What is required —
Copy each line below that contains "height".

Records for the exercise —
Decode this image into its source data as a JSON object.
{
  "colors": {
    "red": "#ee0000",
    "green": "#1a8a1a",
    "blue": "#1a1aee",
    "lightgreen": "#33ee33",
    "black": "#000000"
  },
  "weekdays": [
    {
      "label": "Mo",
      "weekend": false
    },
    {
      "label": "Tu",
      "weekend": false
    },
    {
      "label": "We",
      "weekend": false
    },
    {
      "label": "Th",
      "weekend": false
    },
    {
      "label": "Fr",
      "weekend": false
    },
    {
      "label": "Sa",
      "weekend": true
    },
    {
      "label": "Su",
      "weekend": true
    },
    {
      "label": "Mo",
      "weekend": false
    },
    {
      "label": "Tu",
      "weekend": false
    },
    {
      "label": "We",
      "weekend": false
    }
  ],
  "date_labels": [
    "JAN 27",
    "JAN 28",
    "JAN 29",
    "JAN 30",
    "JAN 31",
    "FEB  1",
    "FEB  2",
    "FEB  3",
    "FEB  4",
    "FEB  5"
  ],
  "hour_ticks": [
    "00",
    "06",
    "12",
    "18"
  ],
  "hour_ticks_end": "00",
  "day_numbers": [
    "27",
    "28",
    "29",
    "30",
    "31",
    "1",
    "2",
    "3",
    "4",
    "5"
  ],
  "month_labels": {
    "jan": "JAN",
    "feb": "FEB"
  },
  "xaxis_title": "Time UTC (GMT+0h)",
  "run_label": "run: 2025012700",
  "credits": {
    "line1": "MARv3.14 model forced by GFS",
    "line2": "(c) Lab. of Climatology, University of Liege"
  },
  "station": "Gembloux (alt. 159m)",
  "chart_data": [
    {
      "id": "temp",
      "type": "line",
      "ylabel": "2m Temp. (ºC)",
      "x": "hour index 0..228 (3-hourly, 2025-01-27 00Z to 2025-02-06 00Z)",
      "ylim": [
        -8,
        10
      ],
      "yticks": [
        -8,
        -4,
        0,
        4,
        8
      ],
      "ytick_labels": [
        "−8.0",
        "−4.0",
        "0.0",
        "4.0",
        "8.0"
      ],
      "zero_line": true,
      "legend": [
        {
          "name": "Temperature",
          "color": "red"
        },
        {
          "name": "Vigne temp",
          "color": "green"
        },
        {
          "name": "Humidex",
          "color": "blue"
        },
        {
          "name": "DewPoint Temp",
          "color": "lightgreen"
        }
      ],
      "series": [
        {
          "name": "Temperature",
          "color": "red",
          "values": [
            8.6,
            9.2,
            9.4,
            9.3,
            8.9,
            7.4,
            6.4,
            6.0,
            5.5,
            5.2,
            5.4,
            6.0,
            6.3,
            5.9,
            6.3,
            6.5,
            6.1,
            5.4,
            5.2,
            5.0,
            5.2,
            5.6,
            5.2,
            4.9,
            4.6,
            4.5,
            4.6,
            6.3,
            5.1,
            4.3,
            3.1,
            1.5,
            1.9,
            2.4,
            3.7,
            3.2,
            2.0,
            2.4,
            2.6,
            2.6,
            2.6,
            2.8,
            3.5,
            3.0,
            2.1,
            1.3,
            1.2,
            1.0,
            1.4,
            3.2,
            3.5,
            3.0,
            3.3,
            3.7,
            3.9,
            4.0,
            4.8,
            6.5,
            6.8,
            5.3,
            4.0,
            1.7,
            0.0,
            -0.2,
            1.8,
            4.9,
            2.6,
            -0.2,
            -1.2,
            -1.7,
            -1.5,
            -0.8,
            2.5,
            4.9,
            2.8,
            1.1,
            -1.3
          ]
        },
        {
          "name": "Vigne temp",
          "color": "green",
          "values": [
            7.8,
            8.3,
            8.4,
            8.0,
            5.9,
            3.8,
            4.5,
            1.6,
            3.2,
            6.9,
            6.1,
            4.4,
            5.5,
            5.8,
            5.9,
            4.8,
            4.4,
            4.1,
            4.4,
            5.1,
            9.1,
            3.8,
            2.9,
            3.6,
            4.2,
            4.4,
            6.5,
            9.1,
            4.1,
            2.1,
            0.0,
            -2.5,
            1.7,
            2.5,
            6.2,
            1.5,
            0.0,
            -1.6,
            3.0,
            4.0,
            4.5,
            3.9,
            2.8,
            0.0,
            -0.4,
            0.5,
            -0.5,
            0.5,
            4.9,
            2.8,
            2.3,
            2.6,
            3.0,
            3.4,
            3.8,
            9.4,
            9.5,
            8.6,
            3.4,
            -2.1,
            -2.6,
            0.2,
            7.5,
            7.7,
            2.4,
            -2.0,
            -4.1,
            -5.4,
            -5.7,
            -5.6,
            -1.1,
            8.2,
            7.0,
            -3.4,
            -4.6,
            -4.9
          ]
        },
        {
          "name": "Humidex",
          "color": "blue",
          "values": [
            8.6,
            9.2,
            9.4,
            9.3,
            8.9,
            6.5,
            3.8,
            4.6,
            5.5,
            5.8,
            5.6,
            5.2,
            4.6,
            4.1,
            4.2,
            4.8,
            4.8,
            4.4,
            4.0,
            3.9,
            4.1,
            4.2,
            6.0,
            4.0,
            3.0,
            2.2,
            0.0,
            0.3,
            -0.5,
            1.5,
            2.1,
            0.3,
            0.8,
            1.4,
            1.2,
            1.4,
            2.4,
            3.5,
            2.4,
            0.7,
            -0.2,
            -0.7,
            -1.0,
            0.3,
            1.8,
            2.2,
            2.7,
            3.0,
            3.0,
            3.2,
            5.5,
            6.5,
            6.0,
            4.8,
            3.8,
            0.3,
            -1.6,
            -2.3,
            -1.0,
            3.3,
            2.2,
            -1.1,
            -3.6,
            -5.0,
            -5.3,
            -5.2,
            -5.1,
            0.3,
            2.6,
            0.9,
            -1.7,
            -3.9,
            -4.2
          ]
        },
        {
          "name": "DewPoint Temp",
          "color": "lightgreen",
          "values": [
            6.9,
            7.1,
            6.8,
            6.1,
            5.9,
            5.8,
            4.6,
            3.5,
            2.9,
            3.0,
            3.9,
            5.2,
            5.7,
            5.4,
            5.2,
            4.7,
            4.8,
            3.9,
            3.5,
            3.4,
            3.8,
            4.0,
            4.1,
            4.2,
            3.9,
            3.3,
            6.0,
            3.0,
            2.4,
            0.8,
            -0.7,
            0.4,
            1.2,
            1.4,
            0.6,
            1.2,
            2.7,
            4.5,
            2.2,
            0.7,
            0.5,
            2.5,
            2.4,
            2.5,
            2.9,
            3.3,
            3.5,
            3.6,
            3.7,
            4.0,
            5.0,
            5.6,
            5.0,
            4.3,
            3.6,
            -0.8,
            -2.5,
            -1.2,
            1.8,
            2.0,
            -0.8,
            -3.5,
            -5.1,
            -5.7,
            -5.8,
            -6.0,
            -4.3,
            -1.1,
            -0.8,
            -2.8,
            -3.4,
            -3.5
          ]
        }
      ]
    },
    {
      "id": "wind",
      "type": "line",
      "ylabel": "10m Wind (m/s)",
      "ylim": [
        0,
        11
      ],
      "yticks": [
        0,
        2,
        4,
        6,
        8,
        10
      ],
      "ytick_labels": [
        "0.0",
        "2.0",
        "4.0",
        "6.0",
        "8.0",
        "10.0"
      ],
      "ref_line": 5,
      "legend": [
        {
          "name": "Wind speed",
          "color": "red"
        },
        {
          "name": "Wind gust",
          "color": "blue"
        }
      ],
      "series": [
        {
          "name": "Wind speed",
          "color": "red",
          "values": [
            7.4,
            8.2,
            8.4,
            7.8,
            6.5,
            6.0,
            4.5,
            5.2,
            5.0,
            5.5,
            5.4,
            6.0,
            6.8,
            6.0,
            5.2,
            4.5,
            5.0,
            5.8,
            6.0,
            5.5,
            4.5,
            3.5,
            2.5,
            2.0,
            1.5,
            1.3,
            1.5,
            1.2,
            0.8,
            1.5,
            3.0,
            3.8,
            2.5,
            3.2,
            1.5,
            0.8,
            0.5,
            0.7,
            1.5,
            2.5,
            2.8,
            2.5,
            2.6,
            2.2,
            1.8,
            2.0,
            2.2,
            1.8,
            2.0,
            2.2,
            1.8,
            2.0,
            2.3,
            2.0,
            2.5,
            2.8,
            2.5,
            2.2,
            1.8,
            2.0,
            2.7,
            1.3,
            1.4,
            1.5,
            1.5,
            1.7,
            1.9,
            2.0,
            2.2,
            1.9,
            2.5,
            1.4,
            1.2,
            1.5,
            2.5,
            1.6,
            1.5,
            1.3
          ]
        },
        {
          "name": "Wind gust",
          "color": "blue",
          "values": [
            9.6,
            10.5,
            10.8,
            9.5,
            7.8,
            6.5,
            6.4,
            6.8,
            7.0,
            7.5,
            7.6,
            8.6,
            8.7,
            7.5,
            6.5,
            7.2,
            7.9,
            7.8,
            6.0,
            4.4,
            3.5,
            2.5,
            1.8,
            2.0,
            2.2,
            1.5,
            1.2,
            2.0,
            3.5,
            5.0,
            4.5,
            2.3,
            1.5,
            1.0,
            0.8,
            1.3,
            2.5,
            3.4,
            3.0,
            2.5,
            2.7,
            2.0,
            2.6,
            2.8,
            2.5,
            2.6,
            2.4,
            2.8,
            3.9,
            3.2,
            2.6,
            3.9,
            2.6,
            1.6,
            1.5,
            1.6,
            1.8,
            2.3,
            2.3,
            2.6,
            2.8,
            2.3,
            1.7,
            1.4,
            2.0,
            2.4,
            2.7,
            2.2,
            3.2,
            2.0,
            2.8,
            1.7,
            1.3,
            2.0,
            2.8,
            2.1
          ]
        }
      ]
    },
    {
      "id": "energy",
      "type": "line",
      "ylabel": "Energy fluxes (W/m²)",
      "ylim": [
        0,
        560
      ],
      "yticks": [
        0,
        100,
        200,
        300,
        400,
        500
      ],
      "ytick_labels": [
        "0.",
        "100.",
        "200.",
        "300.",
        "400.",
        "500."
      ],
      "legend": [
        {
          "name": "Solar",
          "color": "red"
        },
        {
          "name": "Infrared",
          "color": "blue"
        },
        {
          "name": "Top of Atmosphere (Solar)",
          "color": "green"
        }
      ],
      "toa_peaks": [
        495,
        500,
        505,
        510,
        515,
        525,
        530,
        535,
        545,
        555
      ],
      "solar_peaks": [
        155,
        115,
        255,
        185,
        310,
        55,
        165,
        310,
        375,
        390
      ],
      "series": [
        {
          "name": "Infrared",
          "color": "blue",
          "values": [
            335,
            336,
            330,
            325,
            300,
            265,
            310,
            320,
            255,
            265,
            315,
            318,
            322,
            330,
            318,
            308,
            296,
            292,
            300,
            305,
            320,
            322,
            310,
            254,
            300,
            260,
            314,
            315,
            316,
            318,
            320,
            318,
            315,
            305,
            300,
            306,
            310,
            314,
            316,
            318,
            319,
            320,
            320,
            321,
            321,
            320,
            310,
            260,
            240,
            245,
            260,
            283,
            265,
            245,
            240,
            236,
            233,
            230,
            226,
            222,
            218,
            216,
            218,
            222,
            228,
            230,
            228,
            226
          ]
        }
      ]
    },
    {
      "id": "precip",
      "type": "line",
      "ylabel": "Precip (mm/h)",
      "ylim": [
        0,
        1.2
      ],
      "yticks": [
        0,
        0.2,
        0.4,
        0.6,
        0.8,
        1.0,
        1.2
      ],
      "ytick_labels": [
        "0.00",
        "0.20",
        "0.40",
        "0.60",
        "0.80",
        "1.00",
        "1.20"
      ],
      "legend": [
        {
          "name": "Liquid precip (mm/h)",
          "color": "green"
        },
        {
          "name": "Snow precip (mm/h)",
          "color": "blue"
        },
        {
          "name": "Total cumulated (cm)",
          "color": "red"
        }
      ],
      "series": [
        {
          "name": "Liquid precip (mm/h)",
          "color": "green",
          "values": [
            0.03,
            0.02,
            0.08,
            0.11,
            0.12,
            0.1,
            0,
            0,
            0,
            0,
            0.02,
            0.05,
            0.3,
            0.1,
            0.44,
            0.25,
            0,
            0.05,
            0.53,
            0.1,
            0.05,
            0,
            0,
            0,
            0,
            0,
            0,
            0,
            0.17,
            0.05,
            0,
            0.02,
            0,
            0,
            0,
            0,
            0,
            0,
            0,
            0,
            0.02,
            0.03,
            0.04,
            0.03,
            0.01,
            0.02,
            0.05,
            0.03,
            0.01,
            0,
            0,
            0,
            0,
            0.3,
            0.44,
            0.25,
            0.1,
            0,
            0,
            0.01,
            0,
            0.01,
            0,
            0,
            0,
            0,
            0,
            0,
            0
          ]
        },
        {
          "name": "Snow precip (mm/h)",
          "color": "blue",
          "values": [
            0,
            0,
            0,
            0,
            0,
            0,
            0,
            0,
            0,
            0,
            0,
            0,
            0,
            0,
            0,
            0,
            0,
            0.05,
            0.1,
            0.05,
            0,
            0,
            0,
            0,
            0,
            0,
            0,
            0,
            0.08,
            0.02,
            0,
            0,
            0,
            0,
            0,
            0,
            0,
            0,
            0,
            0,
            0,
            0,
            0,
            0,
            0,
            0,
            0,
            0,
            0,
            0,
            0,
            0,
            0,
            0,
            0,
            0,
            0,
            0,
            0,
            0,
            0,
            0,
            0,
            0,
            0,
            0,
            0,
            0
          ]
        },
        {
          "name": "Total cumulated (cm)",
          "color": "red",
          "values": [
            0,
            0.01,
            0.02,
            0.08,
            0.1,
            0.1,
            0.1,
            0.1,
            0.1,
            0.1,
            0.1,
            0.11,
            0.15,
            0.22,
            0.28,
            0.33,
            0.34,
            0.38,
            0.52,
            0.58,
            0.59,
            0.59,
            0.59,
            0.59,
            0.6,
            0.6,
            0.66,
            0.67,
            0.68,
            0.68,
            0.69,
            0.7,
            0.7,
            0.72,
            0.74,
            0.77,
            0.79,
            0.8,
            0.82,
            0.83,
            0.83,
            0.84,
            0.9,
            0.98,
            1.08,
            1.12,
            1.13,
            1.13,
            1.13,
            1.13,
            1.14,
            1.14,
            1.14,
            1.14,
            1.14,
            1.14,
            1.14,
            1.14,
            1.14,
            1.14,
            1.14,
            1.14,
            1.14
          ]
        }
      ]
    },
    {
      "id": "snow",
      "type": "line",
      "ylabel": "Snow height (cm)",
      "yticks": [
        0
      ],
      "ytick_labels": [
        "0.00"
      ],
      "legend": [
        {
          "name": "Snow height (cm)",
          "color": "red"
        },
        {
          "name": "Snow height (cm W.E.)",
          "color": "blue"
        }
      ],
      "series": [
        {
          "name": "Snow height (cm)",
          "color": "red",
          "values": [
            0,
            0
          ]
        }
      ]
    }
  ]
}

Written response —
      "ylabel": "Snow height (cm)",
          "name": "Snow height (cm)",
          "name": "Snow height (cm W.E.)",
          "name": "Snow height (cm)",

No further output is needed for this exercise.